- Цитируемый отрывок
Жан Расин и другие (Гинзбург) - страница 128

Итак – жизнь Пор-Рояля в эти годы полна тревог и невзгод, хотя, пожалуй, трагическую напряженность событий несколько преувеличивали обитатели Пор-Рояля и их друзья в миру – благо к их услугам был неисчерпаемый запас библейских и исторических ассоциаций.

Но так или иначе, они действительно подвергались гонениям и вправе были рассчитывать на сочувствие своих сторонников.

Нельзя сказать, чтобы Расин оставался вовсе безразличен к тому, что происходило в Пор-Рояле и вокруг него. Да это и едва ли было возможно: все образованное французское общество было занято перипетиями борьбы и страданий учеников святого Августина; большинство если и не разделяло их еретических воззрений (или не желало в них вникать), то сочувствовало гонимым, праведным отшельникам и святым сестрам. Такое сочувствие становилось понемногу хорошим тоном в свете. По-своему его выразил и Расин. В одном из писем Барбье д’Окура – того самого янсениста, что так яростно нападал на «Дон Жуана», – приводились куплеты, гулявшие по Парижу. Их мишенью стали священники, по всей Франции подписывавшие Формуляр, – кто понятия не имея, о чем в нем идет речь, кто здраво ценя мирские блага выше верности убеждениям:

Католик будь или кальвинист Янсений,
Против него, я знаю наперед,
Все подпишу без всяких я сомнений —
Лишь только б сохранил я свой приход.

- Блок данных

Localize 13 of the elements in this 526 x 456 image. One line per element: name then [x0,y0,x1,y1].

- Задания
a – Ответьте по отрывку о Расине и Пор-Рояле:
(i) Кто, по словам автора, несколько преувеличивал трагическую напряженность событий?
(ii) На что яростно нападал Барбье д’Окур?
(iii) Кто стал мишенью куплетов, гулявших по Парижу?
b – Определите, соответствует ли каждое утверждение отрывку о Расине и Пор-Рояле. Ответ подтвердите точной цитатой.
(i) Все образованное французское общество было занято борьбой учеников святого Августина.
(ii) Расин оставался совершенно безразличен к событиям в Пор-Рояле.
(iii) Сочувствие гонимым считалось в свете дурным тоном.
c – Продолжите отрывок о Расине и Пор-Рояле, начиная сразу после приведенных куплетов.
Приведенный материал существует отдельно от отрывка и с ним не связан.

- Ответы
a –
(i) Обитатели Пор-Рояля и их друзья в миру.
(ii) На «Дон Жуана».
(iii) Священники, по всей Франции подписывавшие Формуляр.

b –
(i) Да: «все образованное французское общество было занято перипетиями борьбы и страданий учеников святого Августина».
(ii) Нет: «Нельзя сказать, чтобы Расин оставался вовсе безразличен к тому, что происходило в Пор-Рояле и вокруг него».
(iii) Нет: «Такое сочувствие становилось понемногу хорошим тоном в свете».

c –
И так далее – куплетов набралось много. Это был, конечно, плод коллективного творчества; поговаривали, что среди прочих безымянных авторов приложил к ним руку и Расин. На некоторые сомнения в его причастности к этим язвительным стишкам наводит то обстоятельство, что сохранились они именно в письме Барбье д’Окура – Расин, еще не порвавший в ту пору с Мольером, едва ли мог быть с ним близок. С другой стороны, переписывать понравившиеся стихи вовсе не означает дружить с их автором, тем более – не единственным. Круг пишущих в те времена тесен, границы между партиями зыбки и непостоянны. А главное – убийственный сарказм этих строчек очень напоминает стиль беспощадных эпиграмм, которыми чуть позже будет Расин поражать своих врагов. И такой способ выражения сочувствия – не громогласными инвективами, не догматическими рассуждениями, не слезливым умилением, а безжалостно-холодным высмеиванием житейской стороны дела – психологически очень правдоподобен при расиновской осведомленности в земных вещах и трезвейшем взгляде на них. Так что авторство его вполне вероятно и свидетельствует по меньшей мере о лояльности к бывшим наставникам.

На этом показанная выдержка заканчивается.